Start of Data supplied

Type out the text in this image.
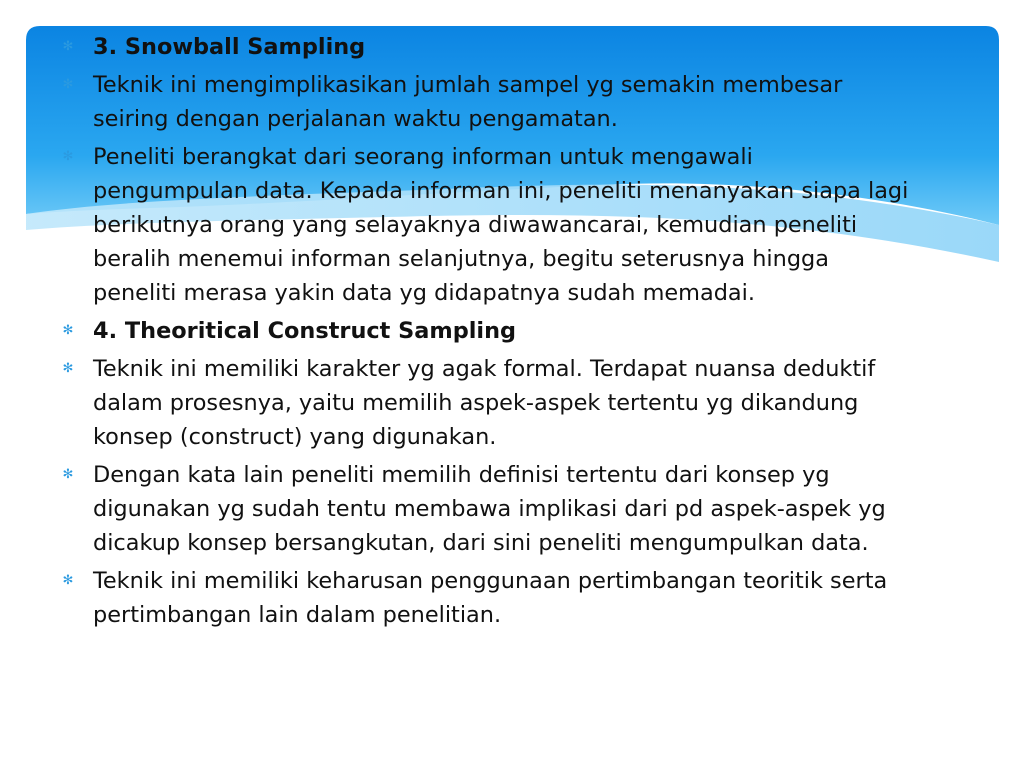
✻ 3. Snowball Sampling
✻ Teknik ini mengimplikasikan jumlah sampel yg semakin membesar
seiring dengan perjalanan waktu pengamatan.
✻ Peneliti berangkat dari seorang informan untuk mengawali
pengumpulan data. Kepada informan ini, peneliti menanyakan siapa lagi
berikutnya orang yang selayaknya diwawancarai, kemudian peneliti
beralih menemui informan selanjutnya, begitu seterusnya hingga
peneliti merasa yakin data yg didapatnya sudah memadai.
✻ 4. Theoritical Construct Sampling
✻ Teknik ini memiliki karakter yg agak formal. Terdapat nuansa deduktif
dalam prosesnya, yaitu memilih aspek-aspek tertentu yg dikandung
konsep (construct) yang digunakan.
✻ Dengan kata lain peneliti memilih definisi tertentu dari konsep yg
digunakan yg sudah tentu membawa implikasi dari pd aspek-aspek yg
dicakup konsep bersangkutan, dari sini peneliti mengumpulkan data.
✻ Teknik ini memiliki keharusan penggunaan pertimbangan teoritik serta
pertimbangan lain dalam penelitian.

End of Data supplied

Set down the material exactly, every line of it, except for the pictures.

Type out the text in this image.
✻ 3. Snowball Sampling
✻ Teknik ini mengimplikasikan jumlah sampel yg semakin membesar
seiring dengan perjalanan waktu pengamatan.
✻ Peneliti berangkat dari seorang informan untuk mengawali
pengumpulan data. Kepada informan ini, peneliti menanyakan siapa lagi
berikutnya orang yang selayaknya diwawancarai, kemudian peneliti
beralih menemui informan selanjutnya, begitu seterusnya hingga
peneliti merasa yakin data yg didapatnya sudah memadai.
✻ 4. Theoritical Construct Sampling
✻ Teknik ini memiliki karakter yg agak formal. Terdapat nuansa deduktif
dalam prosesnya, yaitu memilih aspek-aspek tertentu yg dikandung
konsep (construct) yang digunakan.
✻ Dengan kata lain peneliti memilih definisi tertentu dari konsep yg
digunakan yg sudah tentu membawa implikasi dari pd aspek-aspek yg
dicakup konsep bersangkutan, dari sini peneliti mengumpulkan data.
✻ Teknik ini memiliki keharusan penggunaan pertimbangan teoritik serta
pertimbangan lain dalam penelitian.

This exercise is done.